#### CHALLENGE:
Within the listing below, locate all lines containing the word "переехавшим". Copy each one.

#### Items listed in a dataset:
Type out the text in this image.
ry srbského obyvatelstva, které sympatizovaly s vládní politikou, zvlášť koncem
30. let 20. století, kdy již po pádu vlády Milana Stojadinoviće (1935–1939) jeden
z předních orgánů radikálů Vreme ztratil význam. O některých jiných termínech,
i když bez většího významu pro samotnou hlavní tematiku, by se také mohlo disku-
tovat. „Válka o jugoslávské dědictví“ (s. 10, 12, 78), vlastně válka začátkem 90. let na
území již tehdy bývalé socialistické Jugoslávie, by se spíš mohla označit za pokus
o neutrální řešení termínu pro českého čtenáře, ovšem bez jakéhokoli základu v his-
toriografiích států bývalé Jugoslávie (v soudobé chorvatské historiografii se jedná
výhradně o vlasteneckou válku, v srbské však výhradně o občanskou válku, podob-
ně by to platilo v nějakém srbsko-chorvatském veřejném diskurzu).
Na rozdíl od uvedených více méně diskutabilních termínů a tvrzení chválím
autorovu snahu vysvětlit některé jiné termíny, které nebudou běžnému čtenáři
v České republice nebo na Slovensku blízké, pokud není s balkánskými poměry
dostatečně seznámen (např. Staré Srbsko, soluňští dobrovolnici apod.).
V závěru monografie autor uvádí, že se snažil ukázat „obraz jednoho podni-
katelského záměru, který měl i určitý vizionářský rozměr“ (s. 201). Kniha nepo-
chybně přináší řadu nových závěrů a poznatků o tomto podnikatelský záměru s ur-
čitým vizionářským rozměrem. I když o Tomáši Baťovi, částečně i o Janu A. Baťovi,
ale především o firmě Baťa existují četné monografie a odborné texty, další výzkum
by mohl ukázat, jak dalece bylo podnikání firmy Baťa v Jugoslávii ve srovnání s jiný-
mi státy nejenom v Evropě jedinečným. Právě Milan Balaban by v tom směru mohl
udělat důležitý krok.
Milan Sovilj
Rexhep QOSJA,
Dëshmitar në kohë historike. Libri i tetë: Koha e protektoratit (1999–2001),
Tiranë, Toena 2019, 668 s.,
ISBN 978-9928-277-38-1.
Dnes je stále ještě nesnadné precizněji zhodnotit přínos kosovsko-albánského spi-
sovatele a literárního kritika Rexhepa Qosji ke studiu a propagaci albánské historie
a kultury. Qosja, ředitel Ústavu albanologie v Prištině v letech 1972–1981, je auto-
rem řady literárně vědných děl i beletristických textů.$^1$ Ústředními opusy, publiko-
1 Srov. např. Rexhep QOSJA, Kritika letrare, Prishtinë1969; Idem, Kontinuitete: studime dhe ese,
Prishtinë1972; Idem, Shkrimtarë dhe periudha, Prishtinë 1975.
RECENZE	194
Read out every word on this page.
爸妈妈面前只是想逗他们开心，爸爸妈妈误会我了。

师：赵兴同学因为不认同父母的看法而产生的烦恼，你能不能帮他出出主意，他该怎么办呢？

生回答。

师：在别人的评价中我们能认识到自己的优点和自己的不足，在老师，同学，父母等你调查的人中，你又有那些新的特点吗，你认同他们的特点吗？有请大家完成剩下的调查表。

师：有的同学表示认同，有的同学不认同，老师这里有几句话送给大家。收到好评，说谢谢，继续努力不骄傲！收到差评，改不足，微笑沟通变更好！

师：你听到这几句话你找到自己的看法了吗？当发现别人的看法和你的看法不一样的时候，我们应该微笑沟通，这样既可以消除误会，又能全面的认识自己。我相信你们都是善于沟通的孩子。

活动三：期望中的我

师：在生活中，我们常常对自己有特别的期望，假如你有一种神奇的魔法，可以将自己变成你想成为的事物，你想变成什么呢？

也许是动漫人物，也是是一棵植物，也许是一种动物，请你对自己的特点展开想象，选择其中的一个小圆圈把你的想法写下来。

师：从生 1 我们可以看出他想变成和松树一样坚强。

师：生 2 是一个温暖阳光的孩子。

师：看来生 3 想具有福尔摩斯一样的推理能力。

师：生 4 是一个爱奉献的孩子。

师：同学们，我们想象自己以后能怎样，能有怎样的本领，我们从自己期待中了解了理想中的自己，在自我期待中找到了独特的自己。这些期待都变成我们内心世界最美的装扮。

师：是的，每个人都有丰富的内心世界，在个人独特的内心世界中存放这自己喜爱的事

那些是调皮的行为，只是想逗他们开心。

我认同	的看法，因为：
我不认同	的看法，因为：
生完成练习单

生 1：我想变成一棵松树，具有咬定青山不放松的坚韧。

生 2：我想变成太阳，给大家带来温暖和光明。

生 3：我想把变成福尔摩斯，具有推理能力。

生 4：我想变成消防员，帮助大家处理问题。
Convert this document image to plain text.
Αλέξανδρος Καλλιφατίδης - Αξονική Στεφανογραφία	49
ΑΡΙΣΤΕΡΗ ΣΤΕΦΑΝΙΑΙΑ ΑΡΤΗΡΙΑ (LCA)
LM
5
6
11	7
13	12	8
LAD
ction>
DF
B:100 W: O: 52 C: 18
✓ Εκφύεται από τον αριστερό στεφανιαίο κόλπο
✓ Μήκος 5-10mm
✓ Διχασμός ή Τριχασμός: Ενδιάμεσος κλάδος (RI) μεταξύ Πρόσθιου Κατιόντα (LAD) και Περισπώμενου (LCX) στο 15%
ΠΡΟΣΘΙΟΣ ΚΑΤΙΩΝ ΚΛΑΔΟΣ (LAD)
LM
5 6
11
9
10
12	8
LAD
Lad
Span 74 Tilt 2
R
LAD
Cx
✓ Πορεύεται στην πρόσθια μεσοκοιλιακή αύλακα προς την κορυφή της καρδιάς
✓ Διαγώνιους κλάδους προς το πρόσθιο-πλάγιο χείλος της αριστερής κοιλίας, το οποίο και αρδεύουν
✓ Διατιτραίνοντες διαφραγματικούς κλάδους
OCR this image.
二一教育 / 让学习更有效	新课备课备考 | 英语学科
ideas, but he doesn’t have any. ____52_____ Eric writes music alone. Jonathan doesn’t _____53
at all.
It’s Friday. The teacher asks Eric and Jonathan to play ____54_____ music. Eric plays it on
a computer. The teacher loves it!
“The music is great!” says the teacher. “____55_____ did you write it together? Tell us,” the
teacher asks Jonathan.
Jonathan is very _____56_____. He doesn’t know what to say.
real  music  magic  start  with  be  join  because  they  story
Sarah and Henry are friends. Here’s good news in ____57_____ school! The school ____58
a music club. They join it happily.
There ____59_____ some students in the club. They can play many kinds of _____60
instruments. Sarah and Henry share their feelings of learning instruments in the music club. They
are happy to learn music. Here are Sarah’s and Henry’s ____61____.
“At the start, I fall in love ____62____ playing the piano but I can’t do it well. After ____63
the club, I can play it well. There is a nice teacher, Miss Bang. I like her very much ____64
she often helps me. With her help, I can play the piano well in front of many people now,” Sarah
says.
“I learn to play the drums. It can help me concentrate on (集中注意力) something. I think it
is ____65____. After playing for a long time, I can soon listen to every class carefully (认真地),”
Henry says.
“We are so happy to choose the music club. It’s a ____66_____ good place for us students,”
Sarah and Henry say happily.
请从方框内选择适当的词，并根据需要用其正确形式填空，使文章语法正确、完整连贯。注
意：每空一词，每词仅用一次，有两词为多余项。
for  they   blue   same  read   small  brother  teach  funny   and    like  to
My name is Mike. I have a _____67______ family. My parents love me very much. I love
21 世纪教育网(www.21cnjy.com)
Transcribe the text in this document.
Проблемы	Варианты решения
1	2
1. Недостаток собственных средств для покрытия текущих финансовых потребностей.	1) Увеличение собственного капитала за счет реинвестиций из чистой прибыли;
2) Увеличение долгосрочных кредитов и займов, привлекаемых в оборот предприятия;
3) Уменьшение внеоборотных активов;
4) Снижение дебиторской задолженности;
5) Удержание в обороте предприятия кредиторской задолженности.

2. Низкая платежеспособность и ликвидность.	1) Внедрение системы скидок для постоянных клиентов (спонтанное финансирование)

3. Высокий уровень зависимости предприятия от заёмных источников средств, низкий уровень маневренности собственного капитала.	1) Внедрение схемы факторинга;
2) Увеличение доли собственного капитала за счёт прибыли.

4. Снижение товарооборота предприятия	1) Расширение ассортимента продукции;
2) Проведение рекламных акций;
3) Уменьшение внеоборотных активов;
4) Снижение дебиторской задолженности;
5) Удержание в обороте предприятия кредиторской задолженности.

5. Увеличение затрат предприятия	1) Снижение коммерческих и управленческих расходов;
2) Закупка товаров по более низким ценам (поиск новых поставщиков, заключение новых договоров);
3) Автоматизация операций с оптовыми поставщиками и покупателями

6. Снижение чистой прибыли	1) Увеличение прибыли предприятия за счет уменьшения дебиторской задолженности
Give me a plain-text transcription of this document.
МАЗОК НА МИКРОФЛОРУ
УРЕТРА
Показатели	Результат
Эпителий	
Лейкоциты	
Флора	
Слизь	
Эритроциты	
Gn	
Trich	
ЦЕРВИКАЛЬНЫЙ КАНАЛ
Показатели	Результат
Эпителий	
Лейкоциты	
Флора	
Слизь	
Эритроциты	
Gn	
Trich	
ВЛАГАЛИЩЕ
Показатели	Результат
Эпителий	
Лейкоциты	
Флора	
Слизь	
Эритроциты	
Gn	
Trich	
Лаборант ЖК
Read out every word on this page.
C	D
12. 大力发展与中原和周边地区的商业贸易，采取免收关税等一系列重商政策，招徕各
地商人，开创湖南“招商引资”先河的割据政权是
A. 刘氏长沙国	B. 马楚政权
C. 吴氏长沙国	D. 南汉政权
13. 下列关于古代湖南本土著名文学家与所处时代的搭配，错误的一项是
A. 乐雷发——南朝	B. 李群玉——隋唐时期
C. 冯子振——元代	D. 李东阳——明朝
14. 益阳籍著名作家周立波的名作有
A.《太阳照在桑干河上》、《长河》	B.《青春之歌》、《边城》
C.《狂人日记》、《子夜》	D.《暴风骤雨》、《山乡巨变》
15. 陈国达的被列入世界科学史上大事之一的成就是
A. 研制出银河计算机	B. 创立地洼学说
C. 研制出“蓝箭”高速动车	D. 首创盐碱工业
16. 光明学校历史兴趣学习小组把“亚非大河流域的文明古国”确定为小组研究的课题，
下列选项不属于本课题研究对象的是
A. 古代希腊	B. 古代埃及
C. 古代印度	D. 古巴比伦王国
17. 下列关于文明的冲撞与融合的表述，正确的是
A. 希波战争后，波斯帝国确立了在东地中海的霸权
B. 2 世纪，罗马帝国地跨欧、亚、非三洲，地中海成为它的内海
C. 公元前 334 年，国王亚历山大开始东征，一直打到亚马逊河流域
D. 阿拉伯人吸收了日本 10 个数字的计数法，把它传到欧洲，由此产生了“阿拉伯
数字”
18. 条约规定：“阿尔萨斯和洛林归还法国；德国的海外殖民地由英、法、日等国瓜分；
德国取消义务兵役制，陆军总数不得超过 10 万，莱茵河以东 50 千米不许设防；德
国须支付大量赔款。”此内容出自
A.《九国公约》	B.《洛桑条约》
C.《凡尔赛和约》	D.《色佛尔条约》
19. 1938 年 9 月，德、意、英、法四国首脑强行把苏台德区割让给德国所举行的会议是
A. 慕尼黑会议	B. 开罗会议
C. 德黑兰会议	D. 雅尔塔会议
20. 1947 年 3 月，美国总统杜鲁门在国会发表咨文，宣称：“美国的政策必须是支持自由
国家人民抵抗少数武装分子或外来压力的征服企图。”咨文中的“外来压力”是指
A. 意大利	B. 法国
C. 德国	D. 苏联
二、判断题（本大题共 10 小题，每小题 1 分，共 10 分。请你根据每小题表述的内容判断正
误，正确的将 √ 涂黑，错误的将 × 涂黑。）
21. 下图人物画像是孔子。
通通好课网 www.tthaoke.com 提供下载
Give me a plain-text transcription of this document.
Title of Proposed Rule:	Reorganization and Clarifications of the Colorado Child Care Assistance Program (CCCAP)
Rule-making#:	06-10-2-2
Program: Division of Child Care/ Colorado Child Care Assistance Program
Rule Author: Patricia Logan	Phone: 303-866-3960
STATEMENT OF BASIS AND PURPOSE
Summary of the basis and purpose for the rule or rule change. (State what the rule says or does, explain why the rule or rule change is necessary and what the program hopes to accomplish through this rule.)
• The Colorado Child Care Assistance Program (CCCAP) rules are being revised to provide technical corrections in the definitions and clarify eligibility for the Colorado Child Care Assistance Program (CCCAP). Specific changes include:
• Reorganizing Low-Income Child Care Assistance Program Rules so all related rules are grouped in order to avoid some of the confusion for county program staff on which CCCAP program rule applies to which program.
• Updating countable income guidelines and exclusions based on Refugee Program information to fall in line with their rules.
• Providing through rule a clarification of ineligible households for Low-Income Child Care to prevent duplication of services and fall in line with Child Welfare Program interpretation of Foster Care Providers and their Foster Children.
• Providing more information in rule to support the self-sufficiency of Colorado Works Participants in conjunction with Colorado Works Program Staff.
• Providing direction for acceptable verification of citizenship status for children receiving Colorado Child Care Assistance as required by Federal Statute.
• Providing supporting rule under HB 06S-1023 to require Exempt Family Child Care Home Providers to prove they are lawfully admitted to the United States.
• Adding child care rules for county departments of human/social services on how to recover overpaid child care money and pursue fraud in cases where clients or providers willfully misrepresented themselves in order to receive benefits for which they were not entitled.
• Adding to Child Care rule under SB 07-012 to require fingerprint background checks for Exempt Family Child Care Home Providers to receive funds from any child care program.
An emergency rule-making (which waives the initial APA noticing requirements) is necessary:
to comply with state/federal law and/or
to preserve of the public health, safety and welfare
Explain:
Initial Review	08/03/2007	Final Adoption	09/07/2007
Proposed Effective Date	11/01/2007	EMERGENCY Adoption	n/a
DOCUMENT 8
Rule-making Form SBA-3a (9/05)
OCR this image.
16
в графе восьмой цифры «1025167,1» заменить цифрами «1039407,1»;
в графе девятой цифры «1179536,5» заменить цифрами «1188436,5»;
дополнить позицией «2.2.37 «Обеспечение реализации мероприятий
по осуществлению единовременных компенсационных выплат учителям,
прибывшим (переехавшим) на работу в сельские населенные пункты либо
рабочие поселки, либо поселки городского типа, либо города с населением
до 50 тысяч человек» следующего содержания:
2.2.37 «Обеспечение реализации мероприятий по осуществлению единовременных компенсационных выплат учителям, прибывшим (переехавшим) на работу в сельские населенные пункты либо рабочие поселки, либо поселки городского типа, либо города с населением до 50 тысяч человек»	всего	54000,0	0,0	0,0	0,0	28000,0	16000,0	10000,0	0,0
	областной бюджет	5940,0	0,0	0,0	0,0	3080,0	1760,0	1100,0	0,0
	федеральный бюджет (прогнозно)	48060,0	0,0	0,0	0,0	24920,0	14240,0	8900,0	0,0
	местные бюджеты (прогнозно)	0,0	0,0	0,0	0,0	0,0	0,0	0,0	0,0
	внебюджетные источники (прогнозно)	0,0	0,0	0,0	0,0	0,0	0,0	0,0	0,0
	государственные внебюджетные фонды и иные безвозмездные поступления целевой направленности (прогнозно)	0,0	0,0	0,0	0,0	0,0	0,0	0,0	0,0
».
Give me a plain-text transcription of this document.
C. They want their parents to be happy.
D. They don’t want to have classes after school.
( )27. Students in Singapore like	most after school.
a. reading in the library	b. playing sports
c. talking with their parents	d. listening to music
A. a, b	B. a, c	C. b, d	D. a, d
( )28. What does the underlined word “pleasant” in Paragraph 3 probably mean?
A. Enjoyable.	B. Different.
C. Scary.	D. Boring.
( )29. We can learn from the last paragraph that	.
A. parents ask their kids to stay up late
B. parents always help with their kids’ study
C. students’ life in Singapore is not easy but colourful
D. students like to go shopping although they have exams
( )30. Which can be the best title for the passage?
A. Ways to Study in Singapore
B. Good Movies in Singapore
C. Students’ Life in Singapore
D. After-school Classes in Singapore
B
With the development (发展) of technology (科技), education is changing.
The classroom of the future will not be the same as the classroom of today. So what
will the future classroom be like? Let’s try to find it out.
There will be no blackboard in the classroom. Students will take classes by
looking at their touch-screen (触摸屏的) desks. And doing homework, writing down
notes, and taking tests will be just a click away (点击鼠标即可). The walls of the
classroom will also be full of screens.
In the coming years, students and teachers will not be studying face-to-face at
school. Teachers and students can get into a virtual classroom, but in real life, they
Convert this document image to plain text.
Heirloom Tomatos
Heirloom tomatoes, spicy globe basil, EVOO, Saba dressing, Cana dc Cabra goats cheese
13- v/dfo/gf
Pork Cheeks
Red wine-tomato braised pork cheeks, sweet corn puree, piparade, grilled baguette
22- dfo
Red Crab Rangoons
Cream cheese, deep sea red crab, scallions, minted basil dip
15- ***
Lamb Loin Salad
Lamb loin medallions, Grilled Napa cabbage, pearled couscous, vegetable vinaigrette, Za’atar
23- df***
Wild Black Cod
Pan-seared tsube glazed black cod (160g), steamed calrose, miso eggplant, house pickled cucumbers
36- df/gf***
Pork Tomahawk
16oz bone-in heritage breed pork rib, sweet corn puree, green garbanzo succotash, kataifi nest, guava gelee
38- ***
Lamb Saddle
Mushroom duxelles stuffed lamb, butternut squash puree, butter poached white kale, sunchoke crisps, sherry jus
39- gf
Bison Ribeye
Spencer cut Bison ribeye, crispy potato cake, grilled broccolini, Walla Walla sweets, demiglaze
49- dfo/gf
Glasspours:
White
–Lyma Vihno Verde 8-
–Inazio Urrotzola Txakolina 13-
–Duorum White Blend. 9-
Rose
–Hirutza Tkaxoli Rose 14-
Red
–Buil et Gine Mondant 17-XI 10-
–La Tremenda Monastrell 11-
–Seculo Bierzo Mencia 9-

#### COMPLETED TASK:
прибывшим (переехавшим) на работу в сельские населенные пункты либо
2.2.37 «Обеспечение реализации мероприятий по осуществлению единовременных компенсационных выплат учителям, прибывшим (переехавшим) на работу в сельские населенные пункты либо рабочие поселки, либо поселки городского типа, либо города с населением до 50 тысяч человек»	всего	54000,0	0,0	0,0	0,0	28000,0	16000,0	10000,0	0,0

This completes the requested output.